▸ **Your task**: Copy every line that holds "screenshot".

**********

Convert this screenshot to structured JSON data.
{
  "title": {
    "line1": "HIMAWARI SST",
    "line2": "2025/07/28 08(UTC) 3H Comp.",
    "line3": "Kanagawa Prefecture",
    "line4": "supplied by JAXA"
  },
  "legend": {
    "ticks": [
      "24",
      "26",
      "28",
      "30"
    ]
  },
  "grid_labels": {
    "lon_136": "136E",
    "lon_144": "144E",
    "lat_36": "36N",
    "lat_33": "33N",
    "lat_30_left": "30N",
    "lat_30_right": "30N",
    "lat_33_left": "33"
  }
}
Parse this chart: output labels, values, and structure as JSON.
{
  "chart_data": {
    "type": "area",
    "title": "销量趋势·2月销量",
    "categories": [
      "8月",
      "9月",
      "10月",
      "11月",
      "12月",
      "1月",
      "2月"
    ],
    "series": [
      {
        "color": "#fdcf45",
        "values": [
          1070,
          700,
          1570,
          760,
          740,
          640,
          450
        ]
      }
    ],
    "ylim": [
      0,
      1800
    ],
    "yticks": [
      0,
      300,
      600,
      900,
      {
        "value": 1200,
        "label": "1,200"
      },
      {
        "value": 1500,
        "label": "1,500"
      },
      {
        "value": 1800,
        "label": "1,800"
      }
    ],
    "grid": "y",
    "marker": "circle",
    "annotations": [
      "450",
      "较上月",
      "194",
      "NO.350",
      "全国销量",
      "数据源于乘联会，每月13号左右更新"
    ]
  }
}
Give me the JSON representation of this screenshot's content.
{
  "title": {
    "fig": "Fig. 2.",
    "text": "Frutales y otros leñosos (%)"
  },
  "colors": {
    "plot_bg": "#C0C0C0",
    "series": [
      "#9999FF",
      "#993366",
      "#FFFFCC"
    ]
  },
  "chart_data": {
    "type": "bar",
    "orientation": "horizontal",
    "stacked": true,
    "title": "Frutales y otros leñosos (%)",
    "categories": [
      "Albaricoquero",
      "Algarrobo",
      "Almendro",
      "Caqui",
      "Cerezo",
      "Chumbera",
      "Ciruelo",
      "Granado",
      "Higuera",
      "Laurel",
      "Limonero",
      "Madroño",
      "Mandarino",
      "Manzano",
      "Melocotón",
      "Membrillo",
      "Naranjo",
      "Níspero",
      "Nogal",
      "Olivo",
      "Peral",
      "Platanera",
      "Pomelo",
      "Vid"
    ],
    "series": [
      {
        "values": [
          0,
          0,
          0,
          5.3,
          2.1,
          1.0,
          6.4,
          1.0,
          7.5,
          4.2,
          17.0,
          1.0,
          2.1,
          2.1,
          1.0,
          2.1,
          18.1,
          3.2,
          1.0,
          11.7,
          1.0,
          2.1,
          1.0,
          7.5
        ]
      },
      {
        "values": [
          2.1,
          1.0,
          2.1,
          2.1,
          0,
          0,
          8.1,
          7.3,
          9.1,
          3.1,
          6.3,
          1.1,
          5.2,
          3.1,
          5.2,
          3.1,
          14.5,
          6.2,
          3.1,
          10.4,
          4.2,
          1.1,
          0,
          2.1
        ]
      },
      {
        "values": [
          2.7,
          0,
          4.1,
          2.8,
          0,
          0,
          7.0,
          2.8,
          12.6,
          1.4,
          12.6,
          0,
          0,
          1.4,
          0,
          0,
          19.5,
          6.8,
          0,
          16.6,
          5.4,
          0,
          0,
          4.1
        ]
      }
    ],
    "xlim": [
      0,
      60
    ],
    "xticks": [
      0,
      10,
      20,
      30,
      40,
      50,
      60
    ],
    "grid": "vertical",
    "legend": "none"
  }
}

**********

▸ **Response**:
Convert this screenshot to structured JSON data.
Give me the JSON representation of this screenshot's content.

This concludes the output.